# WHAT THE EXERCISE ASKS
Transcribe all the entries word for word, skipping the pictures.

[Excerpt from a dataset]
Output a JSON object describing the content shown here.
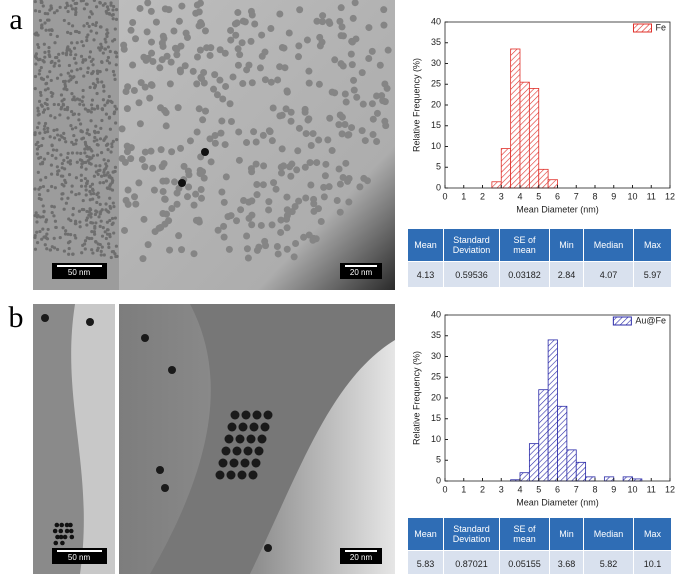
{
  "panels": [
    "a",
    "b"
  ],
  "scale_bars": [
    [
      "50 nm",
      "20 nm"
    ],
    [
      "50 nm",
      "20 nm"
    ]
  ],
  "chart_data": [
    {
      "type": "histogram",
      "xlabel": "Mean Diameter (nm)",
      "ylabel": "Relative Frequency (%)",
      "bins": [
        2.5,
        3,
        3.5,
        4,
        4.5,
        5,
        5.5,
        6
      ],
      "series": [
        {
          "name": "Fe",
          "color": "#e0302a",
          "values": [
            1.5,
            9.5,
            33.5,
            25.5,
            24,
            4.5,
            2
          ]
        }
      ],
      "xlim": [
        0,
        12
      ],
      "xticks": [
        0,
        1,
        2,
        3,
        4,
        5,
        6,
        7,
        8,
        9,
        10,
        11,
        12
      ],
      "ylim": [
        0,
        40
      ],
      "yticks": [
        0,
        5,
        10,
        15,
        20,
        25,
        30,
        35,
        40
      ],
      "legend": "upper right"
    },
    {
      "type": "histogram",
      "xlabel": "Mean Diameter (nm)",
      "ylabel": "Relative Frequency (%)",
      "bins": [
        3.5,
        4,
        4.5,
        5,
        5.5,
        6,
        6.5,
        7,
        7.5,
        8,
        8.5,
        9,
        9.5,
        10,
        10.5
      ],
      "series": [
        {
          "name": "Au@Fe",
          "color": "#2a2aa8",
          "values": [
            0.3,
            2,
            9,
            22,
            34,
            18,
            7.5,
            4.5,
            1,
            0,
            1,
            0,
            1,
            0.5
          ]
        }
      ],
      "xlim": [
        0,
        12
      ],
      "xticks": [
        0,
        1,
        2,
        3,
        4,
        5,
        6,
        7,
        8,
        9,
        10,
        11,
        12
      ],
      "ylim": [
        0,
        40
      ],
      "yticks": [
        0,
        5,
        10,
        15,
        20,
        25,
        30,
        35,
        40
      ],
      "legend": "upper right"
    }
  ],
  "tables": [
    {
      "header": [
        "Mean",
        "Standard Deviation",
        "SE of mean",
        "Min",
        "Median",
        "Max"
      ],
      "rows": [
        [
          4.13,
          0.59536,
          0.03182,
          2.84,
          4.07,
          5.97
        ]
      ]
    },
    {
      "header": [
        "Mean",
        "Standard Deviation",
        "SE of mean",
        "Min",
        "Median",
        "Max"
      ],
      "rows": [
        [
          5.83,
          0.87021,
          0.05155,
          3.68,
          5.82,
          10.1
        ]
      ]
    }
  ]
}
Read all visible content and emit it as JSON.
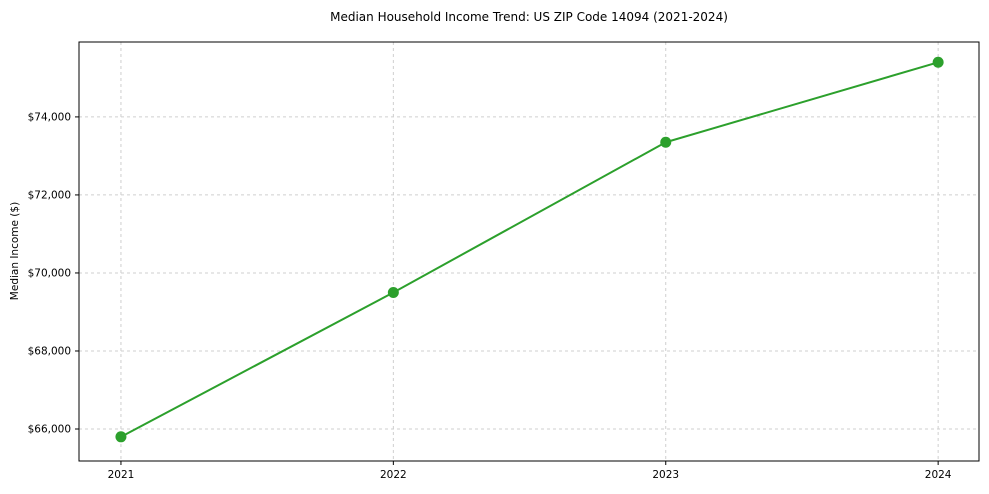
{
  "chart_data": {
    "type": "line",
    "title": "Median Household Income Trend: US ZIP Code 14094 (2021-2024)",
    "xlabel": "",
    "ylabel": "Median Income ($)",
    "x": [
      2021,
      2022,
      2023,
      2024
    ],
    "series": [
      {
        "name": "Median Household Income",
        "values": [
          65800,
          69500,
          73350,
          75400
        ],
        "color": "#2ca02c"
      }
    ],
    "xticks": [
      2021,
      2022,
      2023,
      2024
    ],
    "xtick_labels": [
      "2021",
      "2022",
      "2023",
      "2024"
    ],
    "yticks": [
      66000,
      68000,
      70000,
      72000,
      74000
    ],
    "ytick_labels": [
      "$66,000",
      "$68,000",
      "$70,000",
      "$72,000",
      "$74,000"
    ],
    "xlim": [
      2020.846,
      2024.15
    ],
    "ylim": [
      65180,
      75920
    ],
    "grid": true,
    "grid_style": "dashed",
    "grid_color": "#cfcfcf",
    "background": "#ffffff",
    "axis_color": "#000000",
    "legend": "none",
    "marker": "circle",
    "marker_size": 5.5,
    "line_width": 2
  }
}
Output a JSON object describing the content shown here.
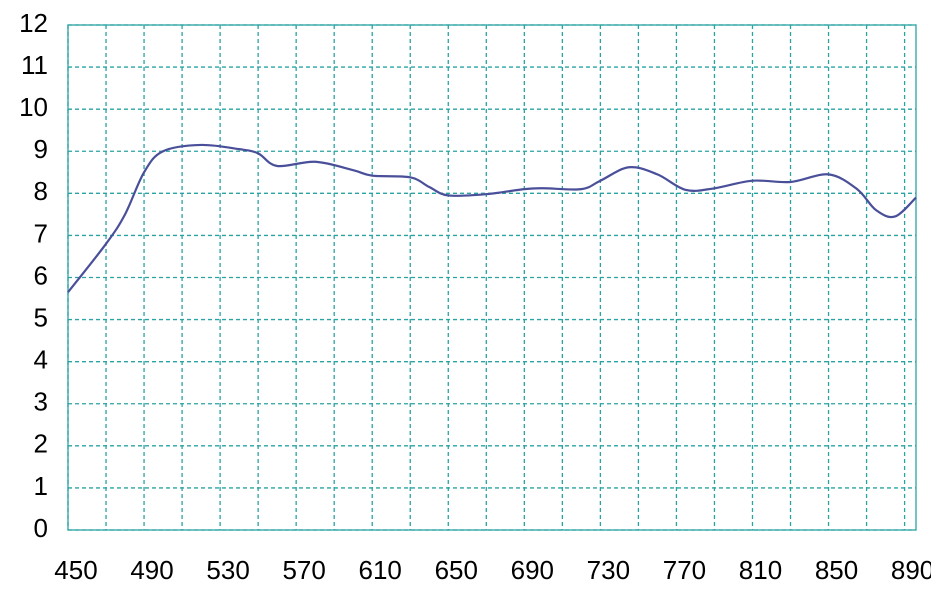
{
  "chart_data": {
    "type": "line",
    "x": [
      450,
      470,
      480,
      490,
      500,
      520,
      540,
      550,
      560,
      580,
      600,
      610,
      630,
      640,
      650,
      670,
      690,
      700,
      720,
      730,
      745,
      760,
      775,
      790,
      810,
      830,
      850,
      865,
      875,
      885,
      896
    ],
    "values": [
      5.65,
      6.8,
      7.5,
      8.5,
      9.0,
      9.15,
      9.05,
      8.95,
      8.65,
      8.75,
      8.55,
      8.42,
      8.38,
      8.15,
      7.95,
      7.98,
      8.1,
      8.12,
      8.1,
      8.3,
      8.62,
      8.45,
      8.08,
      8.12,
      8.3,
      8.27,
      8.45,
      8.1,
      7.6,
      7.45,
      7.9
    ],
    "color": "#4a4f9a",
    "xlim": [
      450,
      896
    ],
    "ylim": [
      0,
      12
    ],
    "xticks": [
      450,
      490,
      530,
      570,
      610,
      650,
      690,
      730,
      770,
      810,
      850,
      890
    ],
    "xgrid": [
      470,
      510,
      550,
      590,
      630,
      670,
      710,
      750,
      790,
      830,
      870
    ],
    "yticks": [
      0,
      1,
      2,
      3,
      4,
      5,
      6,
      7,
      8,
      9,
      10,
      11,
      12
    ],
    "grid": true,
    "grid_color": "#2aa3a3"
  }
}
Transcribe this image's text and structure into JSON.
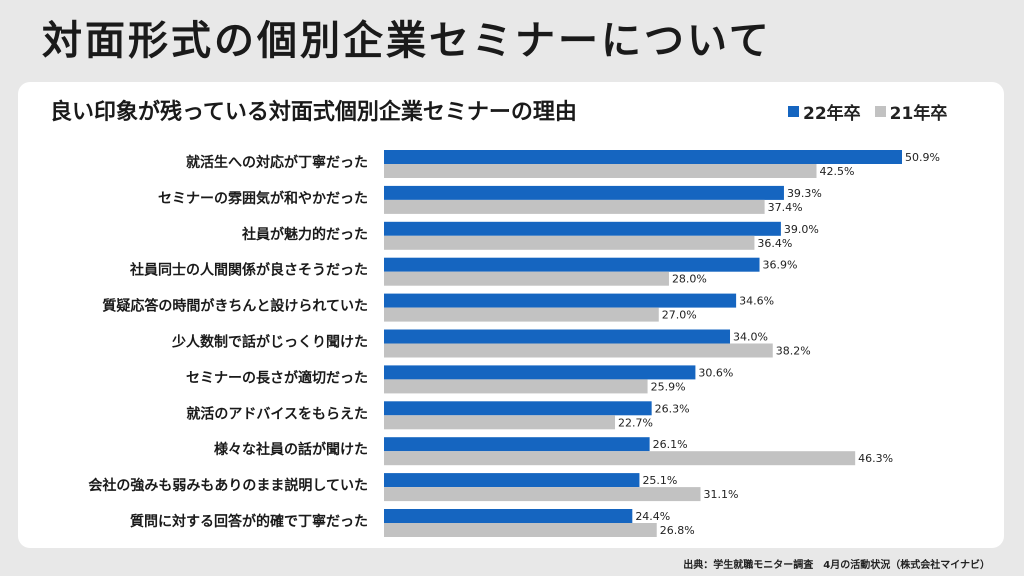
{
  "page": {
    "title": "対面形式の個別企業セミナーについて",
    "source": "出典：学生就職モニター調査　4月の活動状況（株式会社マイナビ）"
  },
  "colors": {
    "series_22": "#1565c0",
    "series_21": "#c2c2c2"
  },
  "chart_data": {
    "type": "bar",
    "orientation": "horizontal",
    "title": "良い印象が残っている対面式個別企業セミナーの理由",
    "legend_position": "top-right",
    "categories": [
      "就活生への対応が丁寧だった",
      "セミナーの雰囲気が和やかだった",
      "社員が魅力的だった",
      "社員同士の人間関係が良さそうだった",
      "質疑応答の時間がきちんと設けられていた",
      "少人数制で話がじっくり聞けた",
      "セミナーの長さが適切だった",
      "就活のアドバイスをもらえた",
      "様々な社員の話が聞けた",
      "会社の強みも弱みもありのまま説明していた",
      "質問に対する回答が的確で丁寧だった"
    ],
    "series": [
      {
        "name": "22年卒",
        "values": [
          50.9,
          39.3,
          39.0,
          36.9,
          34.6,
          34.0,
          30.6,
          26.3,
          26.1,
          25.1,
          24.4
        ]
      },
      {
        "name": "21年卒",
        "values": [
          42.5,
          37.4,
          36.4,
          28.0,
          27.0,
          38.2,
          25.9,
          22.7,
          46.3,
          31.1,
          26.8
        ]
      }
    ],
    "value_suffix": "%",
    "xlim": [
      0,
      55
    ],
    "grid": false
  }
}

# SOLUTION
Output a JSON object describing the content shown here.
{
  "panels": [
    "a",
    "b"
  ],
  "scale_bars": [
    [
      "50 nm",
      "20 nm"
    ],
    [
      "50 nm",
      "20 nm"
    ]
  ],
  "chart_data": [
    {
      "type": "histogram",
      "xlabel": "Mean Diameter (nm)",
      "ylabel": "Relative Frequency (%)",
      "bins": [
        2.5,
        3,
        3.5,
        4,
        4.5,
        5,
        5.5,
        6
      ],
      "series": [
        {
          "name": "Fe",
          "color": "#e0302a",
          "values": [
            1.5,
            9.5,
            33.5,
            25.5,
            24,
            4.5,
            2
          ]
        }
      ],
      "xlim": [
        0,
        12
      ],
      "xticks": [
        0,
        1,
        2,
        3,
        4,
        5,
        6,
        7,
        8,
        9,
        10,
        11,
        12
      ],
      "ylim": [
        0,
        40
      ],
      "yticks": [
        0,
        5,
        10,
        15,
        20,
        25,
        30,
        35,
        40
      ],
      "legend": "upper right"
    },
    {
      "type": "histogram",
      "xlabel": "Mean Diameter (nm)",
      "ylabel": "Relative Frequency (%)",
      "bins": [
        3.5,
        4,
        4.5,
        5,
        5.5,
        6,
        6.5,
        7,
        7.5,
        8,
        8.5,
        9,
        9.5,
        10,
        10.5
      ],
      "series": [
        {
          "name": "Au@Fe",
          "color": "#2a2aa8",
          "values": [
            0.3,
            2,
            9,
            22,
            34,
            18,
            7.5,
            4.5,
            1,
            0,
            1,
            0,
            1,
            0.5
          ]
        }
      ],
      "xlim": [
        0,
        12
      ],
      "xticks": [
        0,
        1,
        2,
        3,
        4,
        5,
        6,
        7,
        8,
        9,
        10,
        11,
        12
      ],
      "ylim": [
        0,
        40
      ],
      "yticks": [
        0,
        5,
        10,
        15,
        20,
        25,
        30,
        35,
        40
      ],
      "legend": "upper right"
    }
  ],
  "tables": [
    {
      "header": [
        "Mean",
        "Standard Deviation",
        "SE of mean",
        "Min",
        "Median",
        "Max"
      ],
      "rows": [
        [
          4.13,
          0.59536,
          0.03182,
          2.84,
          4.07,
          5.97
        ]
      ]
    },
    {
      "header": [
        "Mean",
        "Standard Deviation",
        "SE of mean",
        "Min",
        "Median",
        "Max"
      ],
      "rows": [
        [
          5.83,
          0.87021,
          0.05155,
          3.68,
          5.82,
          10.1
        ]
      ]
    }
  ]
}
Read all visible content and emit it as JSON.
{
  "chart_data": {
    "type": "line",
    "title": "Median Household Income Trend: US ZIP Code 14094 (2021-2024)",
    "xlabel": "",
    "ylabel": "Median Income ($)",
    "x": [
      2021,
      2022,
      2023,
      2024
    ],
    "series": [
      {
        "name": "Median Household Income",
        "values": [
          65800,
          69500,
          73350,
          75400
        ],
        "color": "#2ca02c"
      }
    ],
    "xticks": [
      2021,
      2022,
      2023,
      2024
    ],
    "xtick_labels": [
      "2021",
      "2022",
      "2023",
      "2024"
    ],
    "yticks": [
      66000,
      68000,
      70000,
      72000,
      74000
    ],
    "ytick_labels": [
      "$66,000",
      "$68,000",
      "$70,000",
      "$72,000",
      "$74,000"
    ],
    "xlim": [
      2020.846,
      2024.15
    ],
    "ylim": [
      65180,
      75920
    ],
    "grid": true,
    "grid_style": "dashed",
    "grid_color": "#cfcfcf",
    "background": "#ffffff",
    "axis_color": "#000000",
    "legend": "none",
    "marker": "circle",
    "marker_size": 5.5,
    "line_width": 2
  }
}
Output a JSON object describing the content shown here.
{
  "chart_data": {
    "type": "line",
    "x": [
      450,
      470,
      480,
      490,
      500,
      520,
      540,
      550,
      560,
      580,
      600,
      610,
      630,
      640,
      650,
      670,
      690,
      700,
      720,
      730,
      745,
      760,
      775,
      790,
      810,
      830,
      850,
      865,
      875,
      885,
      896
    ],
    "values": [
      5.65,
      6.8,
      7.5,
      8.5,
      9.0,
      9.15,
      9.05,
      8.95,
      8.65,
      8.75,
      8.55,
      8.42,
      8.38,
      8.15,
      7.95,
      7.98,
      8.1,
      8.12,
      8.1,
      8.3,
      8.62,
      8.45,
      8.08,
      8.12,
      8.3,
      8.27,
      8.45,
      8.1,
      7.6,
      7.45,
      7.9
    ],
    "color": "#4a4f9a",
    "xlim": [
      450,
      896
    ],
    "ylim": [
      0,
      12
    ],
    "xticks": [
      450,
      490,
      530,
      570,
      610,
      650,
      690,
      730,
      770,
      810,
      850,
      890
    ],
    "xgrid": [
      470,
      510,
      550,
      590,
      630,
      670,
      710,
      750,
      790,
      830,
      870
    ],
    "yticks": [
      0,
      1,
      2,
      3,
      4,
      5,
      6,
      7,
      8,
      9,
      10,
      11,
      12
    ],
    "grid": true,
    "grid_color": "#2aa3a3"
  }
}
Transcribe this image's text and structure into JSON.
{
  "page": {
    "title": "対面形式の個別企業セミナーについて",
    "source": "出典：学生就職モニター調査　4月の活動状況（株式会社マイナビ）"
  },
  "colors": {
    "series_22": "#1565c0",
    "series_21": "#c2c2c2"
  },
  "chart_data": {
    "type": "bar",
    "orientation": "horizontal",
    "title": "良い印象が残っている対面式個別企業セミナーの理由",
    "legend_position": "top-right",
    "categories": [
      "就活生への対応が丁寧だった",
      "セミナーの雰囲気が和やかだった",
      "社員が魅力的だった",
      "社員同士の人間関係が良さそうだった",
      "質疑応答の時間がきちんと設けられていた",
      "少人数制で話がじっくり聞けた",
      "セミナーの長さが適切だった",
      "就活のアドバイスをもらえた",
      "様々な社員の話が聞けた",
      "会社の強みも弱みもありのまま説明していた",
      "質問に対する回答が的確で丁寧だった"
    ],
    "series": [
      {
        "name": "22年卒",
        "values": [
          50.9,
          39.3,
          39.0,
          36.9,
          34.6,
          34.0,
          30.6,
          26.3,
          26.1,
          25.1,
          24.4
        ]
      },
      {
        "name": "21年卒",
        "values": [
          42.5,
          37.4,
          36.4,
          28.0,
          27.0,
          38.2,
          25.9,
          22.7,
          46.3,
          31.1,
          26.8
        ]
      }
    ],
    "value_suffix": "%",
    "xlim": [
      0,
      55
    ],
    "grid": false
  }
}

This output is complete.